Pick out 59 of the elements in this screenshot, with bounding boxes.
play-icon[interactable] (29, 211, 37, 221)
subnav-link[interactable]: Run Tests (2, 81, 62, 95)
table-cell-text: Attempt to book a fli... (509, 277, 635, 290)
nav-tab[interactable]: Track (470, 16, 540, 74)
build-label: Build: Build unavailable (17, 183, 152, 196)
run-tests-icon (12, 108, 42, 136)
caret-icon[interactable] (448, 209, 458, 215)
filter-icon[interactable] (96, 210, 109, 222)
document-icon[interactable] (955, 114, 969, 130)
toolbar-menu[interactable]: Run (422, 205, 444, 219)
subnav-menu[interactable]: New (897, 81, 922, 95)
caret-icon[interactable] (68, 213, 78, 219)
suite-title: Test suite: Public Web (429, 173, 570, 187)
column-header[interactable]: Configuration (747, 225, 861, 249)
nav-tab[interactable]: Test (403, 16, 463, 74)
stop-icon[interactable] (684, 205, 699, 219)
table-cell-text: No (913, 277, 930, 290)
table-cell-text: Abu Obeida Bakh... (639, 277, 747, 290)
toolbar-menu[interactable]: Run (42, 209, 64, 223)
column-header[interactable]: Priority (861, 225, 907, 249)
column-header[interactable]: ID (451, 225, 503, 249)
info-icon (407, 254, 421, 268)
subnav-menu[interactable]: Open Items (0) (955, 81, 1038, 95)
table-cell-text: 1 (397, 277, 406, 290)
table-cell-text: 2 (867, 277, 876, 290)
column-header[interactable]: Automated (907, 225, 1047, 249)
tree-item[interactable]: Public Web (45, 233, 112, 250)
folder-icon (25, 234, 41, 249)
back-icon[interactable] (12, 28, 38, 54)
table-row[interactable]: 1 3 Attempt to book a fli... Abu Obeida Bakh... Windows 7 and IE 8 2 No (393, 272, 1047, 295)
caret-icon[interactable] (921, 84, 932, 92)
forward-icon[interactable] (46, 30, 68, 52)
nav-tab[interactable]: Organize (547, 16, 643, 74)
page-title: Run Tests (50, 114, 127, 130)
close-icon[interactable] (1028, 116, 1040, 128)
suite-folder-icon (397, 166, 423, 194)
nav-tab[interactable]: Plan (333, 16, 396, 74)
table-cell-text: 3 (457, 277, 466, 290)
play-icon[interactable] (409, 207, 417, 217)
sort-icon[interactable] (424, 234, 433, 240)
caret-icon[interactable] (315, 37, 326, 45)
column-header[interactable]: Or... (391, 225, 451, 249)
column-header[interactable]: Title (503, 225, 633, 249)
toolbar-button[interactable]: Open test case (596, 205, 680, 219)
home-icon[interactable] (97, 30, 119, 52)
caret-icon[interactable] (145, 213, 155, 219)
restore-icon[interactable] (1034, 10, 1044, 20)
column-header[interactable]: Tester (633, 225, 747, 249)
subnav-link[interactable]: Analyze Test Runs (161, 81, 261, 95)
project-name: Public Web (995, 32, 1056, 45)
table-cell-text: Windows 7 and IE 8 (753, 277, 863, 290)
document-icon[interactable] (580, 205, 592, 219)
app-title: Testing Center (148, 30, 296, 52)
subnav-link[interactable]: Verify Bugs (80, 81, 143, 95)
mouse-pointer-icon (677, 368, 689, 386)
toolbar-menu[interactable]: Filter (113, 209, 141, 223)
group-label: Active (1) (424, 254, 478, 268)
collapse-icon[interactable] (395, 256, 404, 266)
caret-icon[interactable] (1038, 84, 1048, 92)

--*--

▶ **The task**:
Give every line of the records above as a JSON list of strings, one string per line, with blank lines left out.

▶ **Solved problem**:
[
  "Pick out 59 of the elements in this screenshot, with bounding boxes.",
  "play-icon[interactable] (29, 211, 37, 221)",
  "subnav-link[interactable]: Run Tests (2, 81, 62, 95)",
  "table-cell-text: Attempt to book a fli... (509, 277, 635, 290)",
  "nav-tab[interactable]: Track (470, 16, 540, 74)",
  "build-label: Build: Build unavailable (17, 183, 152, 196)",
  "run-tests-icon (12, 108, 42, 136)",
  "caret-icon[interactable] (448, 209, 458, 215)",
  "filter-icon[interactable] (96, 210, 109, 222)",
  "document-icon[interactable] (955, 114, 969, 130)",
  "toolbar-menu[interactable]: Run (422, 205, 444, 219)",
  "subnav-menu[interactable]: New (897, 81, 922, 95)",
  "caret-icon[interactable] (68, 213, 78, 219)",
  "suite-title: Test suite: Public Web (429, 173, 570, 187)",
  "column-header[interactable]: Configuration (747, 225, 861, 249)",
  "nav-tab[interactable]: Test (403, 16, 463, 74)",
  "stop-icon[interactable] (684, 205, 699, 219)",
  "table-cell-text: No (913, 277, 930, 290)",
  "table-cell-text: Abu Obeida Bakh... (639, 277, 747, 290)",
  "toolbar-menu[interactable]: Run (42, 209, 64, 223)",
  "column-header[interactable]: Priority (861, 225, 907, 249)",
  "column-header[interactable]: ID (451, 225, 503, 249)",
  "info-icon (407, 254, 421, 268)",
  "subnav-menu[interactable]: Open Items (0) (955, 81, 1038, 95)",
  "table-cell-text: 1 (397, 277, 406, 290)",
  "table-cell-text: 2 (867, 277, 876, 290)",
  "column-header[interactable]: Automated (907, 225, 1047, 249)",
  "tree-item[interactable]: Public Web (45, 233, 112, 250)",
  "folder-icon (25, 234, 41, 249)",
  "back-icon[interactable] (12, 28, 38, 54)",
  "table-row[interactable]: 1 3 Attempt to book a fli... Abu Obeida Bakh... Windows 7 and IE 8 2 No (393, 272, 1047, 295)",
  "caret-icon[interactable] (921, 84, 932, 92)",
  "forward-icon[interactable] (46, 30, 68, 52)",
  "nav-tab[interactable]: Organize (547, 16, 643, 74)",
  "page-title: Run Tests (50, 114, 127, 130)",
  "close-icon[interactable] (1028, 116, 1040, 128)",
  "suite-folder-icon (397, 166, 423, 194)",
  "nav-tab[interactable]: Plan (333, 16, 396, 74)",
  "table-cell-text: 3 (457, 277, 466, 290)",
  "play-icon[interactable] (409, 207, 417, 217)",
  "sort-icon[interactable] (424, 234, 433, 240)",
  "caret-icon[interactable] (315, 37, 326, 45)",
  "column-header[interactable]: Or... (391, 225, 451, 249)",
  "column-header[interactable]: Title (503, 225, 633, 249)",
  "toolbar-button[interactable]: Open test case (596, 205, 680, 219)",
  "home-icon[interactable] (97, 30, 119, 52)",
  "caret-icon[interactable] (145, 213, 155, 219)",
  "restore-icon[interactable] (1034, 10, 1044, 20)",
  "column-header[interactable]: Tester (633, 225, 747, 249)",
  "subnav-link[interactable]: Analyze Test Runs (161, 81, 261, 95)",
  "project-name: Public Web (995, 32, 1056, 45)",
  "table-cell-text: Windows 7 and IE 8 (753, 277, 863, 290)",
  "document-icon[interactable] (580, 205, 592, 219)",
  "app-title: Testing Center (148, 30, 296, 52)",
  "subnav-link[interactable]: Verify Bugs (80, 81, 143, 95)",
  "mouse-pointer-icon (677, 368, 689, 386)",
  "toolbar-menu[interactable]: Filter (113, 209, 141, 223)",
  "group-label: Active (1) (424, 254, 478, 268)",
  "collapse-icon[interactable] (395, 256, 404, 266)",
  "caret-icon[interactable] (1038, 84, 1048, 92)"
]